#### Task requirements
All of the data must be printed exactly; please include every line.

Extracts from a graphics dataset
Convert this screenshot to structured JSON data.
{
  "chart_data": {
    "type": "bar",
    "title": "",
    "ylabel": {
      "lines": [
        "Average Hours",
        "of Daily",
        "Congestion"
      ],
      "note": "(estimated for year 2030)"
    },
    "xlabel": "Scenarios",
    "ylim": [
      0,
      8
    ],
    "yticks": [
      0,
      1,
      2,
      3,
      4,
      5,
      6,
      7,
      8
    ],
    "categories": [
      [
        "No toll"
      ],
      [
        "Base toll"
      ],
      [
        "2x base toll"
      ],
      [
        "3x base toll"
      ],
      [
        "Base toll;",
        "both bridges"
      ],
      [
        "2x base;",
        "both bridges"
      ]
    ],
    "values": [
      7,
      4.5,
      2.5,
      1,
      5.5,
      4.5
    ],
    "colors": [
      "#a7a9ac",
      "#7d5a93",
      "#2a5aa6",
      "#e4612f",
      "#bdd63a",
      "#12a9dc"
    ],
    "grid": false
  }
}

#### Task response
Convert this screenshot to structured JSON data.
{
  "chart_data": {
    "type": "bar",
    "title": "",
    "ylabel": {
      "lines": [
        "Average Hours",
        "of Daily",
        "Congestion"
      ],
      "note": "(estimated for year 2030)"
    },
    "xlabel": "Scenarios",
    "ylim": [
      0,
      8
    ],
    "yticks": [
      0,
      1,
      2,
      3,
      4,
      5,
      6,
      7,
      8
    ],
    "categories": [
      [
        "No toll"
      ],
      [
        "Base toll"
      ],
      [
        "2x base toll"
      ],
      [
        "3x base toll"
      ],
      [
        "Base toll;",
        "both bridges"
      ],
      [
        "2x base;",
        "both bridges"
      ]
    ],
    "values": [
      7,
      4.5,
      2.5,
      1,
      5.5,
      4.5
    ],
    "colors": [
      "#a7a9ac",
      "#7d5a93",
      "#2a5aa6",
      "#e4612f",
      "#bdd63a",
      "#12a9dc"
    ],
    "grid": false
  }
}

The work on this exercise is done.